- Prompt: Keep the pictures out of the copy and print all the entries below exactly.
· · ·
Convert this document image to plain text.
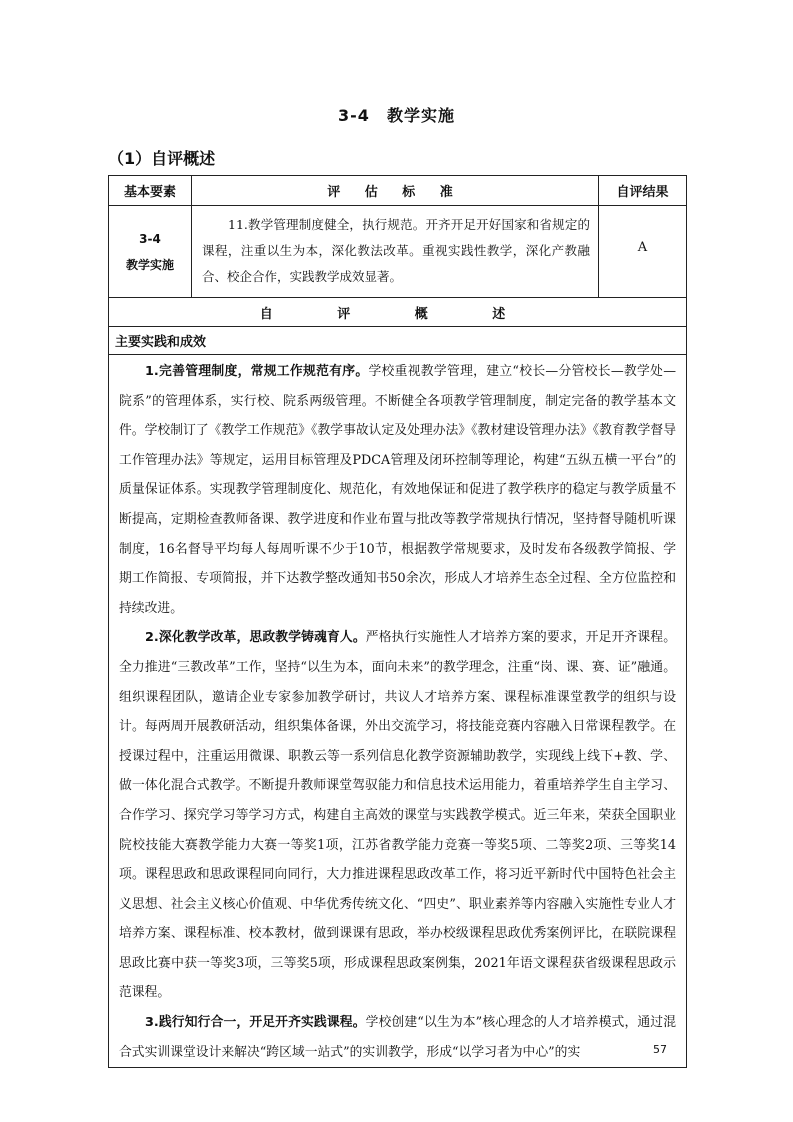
3-4　教学实施
（1）自评概述
基本要素	评 估 标 准	自评结果

3-4
教学实施	11.教学管理制度健全，执行规范。开齐开足开好国家和省规定的课程，注重以生为本，深化教法改革。重视实践性教学，深化产教融合、校企合作，实践教学成效显著。	A
自 评 概 述		
主要实践和成效		

1.完善管理制度，常规工作规范有序。学校重视教学管理，建立“校长—分管校长—教学处—院系”的管理体系，实行校、院系两级管理。不断健全各项教学管理制度，制定完备的教学基本文件。学校制订了《教学工作规范》《教学事故认定及处理办法》《教材建设管理办法》《教育教学督导工作管理办法》等规定，运用目标管理及PDCA管理及闭环控制等理论，构建“五纵五横一平台”的质量保证体系。实现教学管理制度化、规范化，有效地保证和促进了教学秩序的稳定与教学质量不断提高，定期检查教师备课、教学进度和作业布置与批改等教学常规执行情况，坚持督导随机听课制度，16名督导平均每人每周听课不少于10节，根据教学常规要求，及时发布各级教学简报、学期工作简报、专项简报，并下达教学整改通知书50余次，形成人才培养生态全过程、全方位监控和持续改进。

2.深化教学改革，思政教学铸魂育人。严格执行实施性人才培养方案的要求，开足开齐课程。全力推进“三教改革”工作，坚持“以生为本，面向未来”的教学理念，注重“岗、课、赛、证”融通。组织课程团队，邀请企业专家参加教学研讨，共议人才培养方案、课程标准课堂教学的组织与设计。每两周开展教研活动，组织集体备课，外出交流学习，将技能竞赛内容融入日常课程教学。在授课过程中，注重运用微课、职教云等一系列信息化教学资源辅助教学，实现线上线下+教、学、做一体化混合式教学。不断提升教师课堂驾驭能力和信息技术运用能力，着重培养学生自主学习、合作学习、探究学习等学习方式，构建自主高效的课堂与实践教学模式。近三年来，荣获全国职业院校技能大赛教学能力大赛一等奖1项，江苏省教学能力竞赛一等奖5项、二等奖2项、三等奖14项。课程思政和思政课程同向同行，大力推进课程思政改革工作，将习近平新时代中国特色社会主义思想、社会主义核心价值观、中华优秀传统文化、“四史”、职业素养等内容融入实施性专业人才培养方案、课程标准、校本教材，做到课课有思政，举办校级课程思政优秀案例评比，在联院课程思政比赛中获一等奖3项，三等奖5项，形成课程思政案例集，2021年语文课程获省级课程思政示范课程。

3.践行知行合一，开足开齐实践课程。学校创建“以生为本”核心理念的人才培养模式，通过混合式实训课堂设计来解决“跨区域一站式”的实训教学，形成“以学习者为中心”的实			57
· · ·
- Task solution:
Convert this document image to plain text.
3-4　教学实施
（1）自评概述
基本要素	评 估 标 准	自评结果

3-4
教学实施	11.教学管理制度健全，执行规范。开齐开足开好国家和省规定的课程，注重以生为本，深化教法改革。重视实践性教学，深化产教融合、校企合作，实践教学成效显著。	A
自 评 概 述		
主要实践和成效		

1.完善管理制度，常规工作规范有序。学校重视教学管理，建立“校长—分管校长—教学处—院系”的管理体系，实行校、院系两级管理。不断健全各项教学管理制度，制定完备的教学基本文件。学校制订了《教学工作规范》《教学事故认定及处理办法》《教材建设管理办法》《教育教学督导工作管理办法》等规定，运用目标管理及PDCA管理及闭环控制等理论，构建“五纵五横一平台”的质量保证体系。实现教学管理制度化、规范化，有效地保证和促进了教学秩序的稳定与教学质量不断提高，定期检查教师备课、教学进度和作业布置与批改等教学常规执行情况，坚持督导随机听课制度，16名督导平均每人每周听课不少于10节，根据教学常规要求，及时发布各级教学简报、学期工作简报、专项简报，并下达教学整改通知书50余次，形成人才培养生态全过程、全方位监控和持续改进。

2.深化教学改革，思政教学铸魂育人。严格执行实施性人才培养方案的要求，开足开齐课程。全力推进“三教改革”工作，坚持“以生为本，面向未来”的教学理念，注重“岗、课、赛、证”融通。组织课程团队，邀请企业专家参加教学研讨，共议人才培养方案、课程标准课堂教学的组织与设计。每两周开展教研活动，组织集体备课，外出交流学习，将技能竞赛内容融入日常课程教学。在授课过程中，注重运用微课、职教云等一系列信息化教学资源辅助教学，实现线上线下+教、学、做一体化混合式教学。不断提升教师课堂驾驭能力和信息技术运用能力，着重培养学生自主学习、合作学习、探究学习等学习方式，构建自主高效的课堂与实践教学模式。近三年来，荣获全国职业院校技能大赛教学能力大赛一等奖1项，江苏省教学能力竞赛一等奖5项、二等奖2项、三等奖14项。课程思政和思政课程同向同行，大力推进课程思政改革工作，将习近平新时代中国特色社会主义思想、社会主义核心价值观、中华优秀传统文化、“四史”、职业素养等内容融入实施性专业人才培养方案、课程标准、校本教材，做到课课有思政，举办校级课程思政优秀案例评比，在联院课程思政比赛中获一等奖3项，三等奖5项，形成课程思政案例集，2021年语文课程获省级课程思政示范课程。

3.践行知行合一，开足开齐实践课程。学校创建“以生为本”核心理念的人才培养模式，通过混合式实训课堂设计来解决“跨区域一站式”的实训教学，形成“以学习者为中心”的实			57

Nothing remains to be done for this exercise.